AVAILABLE DATA start

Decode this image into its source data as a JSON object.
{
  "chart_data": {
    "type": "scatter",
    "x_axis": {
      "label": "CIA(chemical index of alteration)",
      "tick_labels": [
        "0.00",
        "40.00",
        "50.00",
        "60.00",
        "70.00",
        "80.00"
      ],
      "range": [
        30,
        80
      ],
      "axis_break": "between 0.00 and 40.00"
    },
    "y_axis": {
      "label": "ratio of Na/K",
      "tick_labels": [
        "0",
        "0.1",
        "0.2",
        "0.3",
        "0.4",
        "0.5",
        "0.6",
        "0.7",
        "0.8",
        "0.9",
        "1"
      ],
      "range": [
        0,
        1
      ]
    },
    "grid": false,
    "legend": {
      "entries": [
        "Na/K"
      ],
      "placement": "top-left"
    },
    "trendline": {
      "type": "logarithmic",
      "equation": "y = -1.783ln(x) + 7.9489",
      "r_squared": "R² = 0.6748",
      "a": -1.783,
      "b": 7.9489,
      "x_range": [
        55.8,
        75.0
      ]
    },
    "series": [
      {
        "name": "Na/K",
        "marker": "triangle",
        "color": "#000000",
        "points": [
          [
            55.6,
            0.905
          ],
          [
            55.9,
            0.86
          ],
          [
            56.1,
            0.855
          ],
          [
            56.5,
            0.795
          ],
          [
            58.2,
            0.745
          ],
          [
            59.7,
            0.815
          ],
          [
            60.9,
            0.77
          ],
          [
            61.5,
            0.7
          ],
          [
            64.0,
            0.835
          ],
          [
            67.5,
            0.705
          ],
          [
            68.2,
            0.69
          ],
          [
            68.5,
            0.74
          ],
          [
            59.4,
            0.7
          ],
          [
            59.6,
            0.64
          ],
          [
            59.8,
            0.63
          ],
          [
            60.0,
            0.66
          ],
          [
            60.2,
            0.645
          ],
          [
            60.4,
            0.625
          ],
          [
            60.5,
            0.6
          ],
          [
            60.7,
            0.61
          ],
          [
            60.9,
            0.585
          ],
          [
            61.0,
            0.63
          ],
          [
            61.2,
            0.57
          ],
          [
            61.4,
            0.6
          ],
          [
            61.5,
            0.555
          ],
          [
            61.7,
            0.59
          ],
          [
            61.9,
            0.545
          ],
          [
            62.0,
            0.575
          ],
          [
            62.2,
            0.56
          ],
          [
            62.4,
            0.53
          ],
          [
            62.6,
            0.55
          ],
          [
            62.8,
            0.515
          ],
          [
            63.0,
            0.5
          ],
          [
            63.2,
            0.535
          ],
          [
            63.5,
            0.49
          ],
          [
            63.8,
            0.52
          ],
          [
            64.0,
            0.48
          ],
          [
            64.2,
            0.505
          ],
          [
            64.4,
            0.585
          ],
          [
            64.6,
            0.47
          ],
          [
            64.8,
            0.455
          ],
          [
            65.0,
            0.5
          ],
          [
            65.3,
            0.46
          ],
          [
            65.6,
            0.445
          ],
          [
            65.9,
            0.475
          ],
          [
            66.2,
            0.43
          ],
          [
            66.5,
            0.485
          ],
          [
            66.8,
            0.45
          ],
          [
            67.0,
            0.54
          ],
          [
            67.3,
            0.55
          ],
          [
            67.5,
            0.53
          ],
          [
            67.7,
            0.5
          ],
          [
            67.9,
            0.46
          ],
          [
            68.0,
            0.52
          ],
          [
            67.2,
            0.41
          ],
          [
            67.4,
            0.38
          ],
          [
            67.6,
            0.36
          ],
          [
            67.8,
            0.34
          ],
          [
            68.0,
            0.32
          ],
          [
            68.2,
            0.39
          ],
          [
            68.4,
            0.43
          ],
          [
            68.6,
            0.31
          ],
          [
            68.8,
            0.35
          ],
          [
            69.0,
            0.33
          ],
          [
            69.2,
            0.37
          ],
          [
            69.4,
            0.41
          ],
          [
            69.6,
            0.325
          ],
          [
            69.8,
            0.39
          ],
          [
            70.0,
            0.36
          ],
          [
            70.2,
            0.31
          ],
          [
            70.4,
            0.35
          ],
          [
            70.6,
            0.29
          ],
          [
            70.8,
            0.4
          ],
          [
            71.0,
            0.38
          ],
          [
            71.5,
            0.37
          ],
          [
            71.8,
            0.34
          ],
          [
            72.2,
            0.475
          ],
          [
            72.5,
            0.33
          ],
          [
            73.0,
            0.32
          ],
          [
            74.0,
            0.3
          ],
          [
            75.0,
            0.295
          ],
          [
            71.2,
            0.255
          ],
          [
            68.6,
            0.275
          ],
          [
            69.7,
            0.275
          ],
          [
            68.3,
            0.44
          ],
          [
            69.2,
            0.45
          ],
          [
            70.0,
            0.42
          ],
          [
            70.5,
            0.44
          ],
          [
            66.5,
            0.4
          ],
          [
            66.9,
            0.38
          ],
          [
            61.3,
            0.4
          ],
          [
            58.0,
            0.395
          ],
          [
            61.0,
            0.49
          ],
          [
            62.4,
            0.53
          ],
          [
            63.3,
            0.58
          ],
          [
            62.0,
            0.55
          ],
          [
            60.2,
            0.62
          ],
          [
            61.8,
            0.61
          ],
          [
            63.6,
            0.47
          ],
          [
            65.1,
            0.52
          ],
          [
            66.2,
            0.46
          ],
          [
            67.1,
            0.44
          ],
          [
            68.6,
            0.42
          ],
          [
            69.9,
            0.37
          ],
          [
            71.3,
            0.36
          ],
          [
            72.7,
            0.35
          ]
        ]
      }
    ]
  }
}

AVAILABLE DATA end

§ **GIVEN TASK**:
Reproduce the complete set of lines precisely as supplied.

§ **COMPLETED EXERCISE**:
Decode this image into its source data as a JSON object.
{
  "chart_data": {
    "type": "scatter",
    "x_axis": {
      "label": "CIA(chemical index of alteration)",
      "tick_labels": [
        "0.00",
        "40.00",
        "50.00",
        "60.00",
        "70.00",
        "80.00"
      ],
      "range": [
        30,
        80
      ],
      "axis_break": "between 0.00 and 40.00"
    },
    "y_axis": {
      "label": "ratio of Na/K",
      "tick_labels": [
        "0",
        "0.1",
        "0.2",
        "0.3",
        "0.4",
        "0.5",
        "0.6",
        "0.7",
        "0.8",
        "0.9",
        "1"
      ],
      "range": [
        0,
        1
      ]
    },
    "grid": false,
    "legend": {
      "entries": [
        "Na/K"
      ],
      "placement": "top-left"
    },
    "trendline": {
      "type": "logarithmic",
      "equation": "y = -1.783ln(x) + 7.9489",
      "r_squared": "R² = 0.6748",
      "a": -1.783,
      "b": 7.9489,
      "x_range": [
        55.8,
        75.0
      ]
    },
    "series": [
      {
        "name": "Na/K",
        "marker": "triangle",
        "color": "#000000",
        "points": [
          [
            55.6,
            0.905
          ],
          [
            55.9,
            0.86
          ],
          [
            56.1,
            0.855
          ],
          [
            56.5,
            0.795
          ],
          [
            58.2,
            0.745
          ],
          [
            59.7,
            0.815
          ],
          [
            60.9,
            0.77
          ],
          [
            61.5,
            0.7
          ],
          [
            64.0,
            0.835
          ],
          [
            67.5,
            0.705
          ],
          [
            68.2,
            0.69
          ],
          [
            68.5,
            0.74
          ],
          [
            59.4,
            0.7
          ],
          [
            59.6,
            0.64
          ],
          [
            59.8,
            0.63
          ],
          [
            60.0,
            0.66
          ],
          [
            60.2,
            0.645
          ],
          [
            60.4,
            0.625
          ],
          [
            60.5,
            0.6
          ],
          [
            60.7,
            0.61
          ],
          [
            60.9,
            0.585
          ],
          [
            61.0,
            0.63
          ],
          [
            61.2,
            0.57
          ],
          [
            61.4,
            0.6
          ],
          [
            61.5,
            0.555
          ],
          [
            61.7,
            0.59
          ],
          [
            61.9,
            0.545
          ],
          [
            62.0,
            0.575
          ],
          [
            62.2,
            0.56
          ],
          [
            62.4,
            0.53
          ],
          [
            62.6,
            0.55
          ],
          [
            62.8,
            0.515
          ],
          [
            63.0,
            0.5
          ],
          [
            63.2,
            0.535
          ],
          [
            63.5,
            0.49
          ],
          [
            63.8,
            0.52
          ],
          [
            64.0,
            0.48
          ],
          [
            64.2,
            0.505
          ],
          [
            64.4,
            0.585
          ],
          [
            64.6,
            0.47
          ],
          [
            64.8,
            0.455
          ],
          [
            65.0,
            0.5
          ],
          [
            65.3,
            0.46
          ],
          [
            65.6,
            0.445
          ],
          [
            65.9,
            0.475
          ],
          [
            66.2,
            0.43
          ],
          [
            66.5,
            0.485
          ],
          [
            66.8,
            0.45
          ],
          [
            67.0,
            0.54
          ],
          [
            67.3,
            0.55
          ],
          [
            67.5,
            0.53
          ],
          [
            67.7,
            0.5
          ],
          [
            67.9,
            0.46
          ],
          [
            68.0,
            0.52
          ],
          [
            67.2,
            0.41
          ],
          [
            67.4,
            0.38
          ],
          [
            67.6,
            0.36
          ],
          [
            67.8,
            0.34
          ],
          [
            68.0,
            0.32
          ],
          [
            68.2,
            0.39
          ],
          [
            68.4,
            0.43
          ],
          [
            68.6,
            0.31
          ],
          [
            68.8,
            0.35
          ],
          [
            69.0,
            0.33
          ],
          [
            69.2,
            0.37
          ],
          [
            69.4,
            0.41
          ],
          [
            69.6,
            0.325
          ],
          [
            69.8,
            0.39
          ],
          [
            70.0,
            0.36
          ],
          [
            70.2,
            0.31
          ],
          [
            70.4,
            0.35
          ],
          [
            70.6,
            0.29
          ],
          [
            70.8,
            0.4
          ],
          [
            71.0,
            0.38
          ],
          [
            71.5,
            0.37
          ],
          [
            71.8,
            0.34
          ],
          [
            72.2,
            0.475
          ],
          [
            72.5,
            0.33
          ],
          [
            73.0,
            0.32
          ],
          [
            74.0,
            0.3
          ],
          [
            75.0,
            0.295
          ],
          [
            71.2,
            0.255
          ],
          [
            68.6,
            0.275
          ],
          [
            69.7,
            0.275
          ],
          [
            68.3,
            0.44
          ],
          [
            69.2,
            0.45
          ],
          [
            70.0,
            0.42
          ],
          [
            70.5,
            0.44
          ],
          [
            66.5,
            0.4
          ],
          [
            66.9,
            0.38
          ],
          [
            61.3,
            0.4
          ],
          [
            58.0,
            0.395
          ],
          [
            61.0,
            0.49
          ],
          [
            62.4,
            0.53
          ],
          [
            63.3,
            0.58
          ],
          [
            62.0,
            0.55
          ],
          [
            60.2,
            0.62
          ],
          [
            61.8,
            0.61
          ],
          [
            63.6,
            0.47
          ],
          [
            65.1,
            0.52
          ],
          [
            66.2,
            0.46
          ],
          [
            67.1,
            0.44
          ],
          [
            68.6,
            0.42
          ],
          [
            69.9,
            0.37
          ],
          [
            71.3,
            0.36
          ],
          [
            72.7,
            0.35
          ]
        ]
      }
    ]
  }
}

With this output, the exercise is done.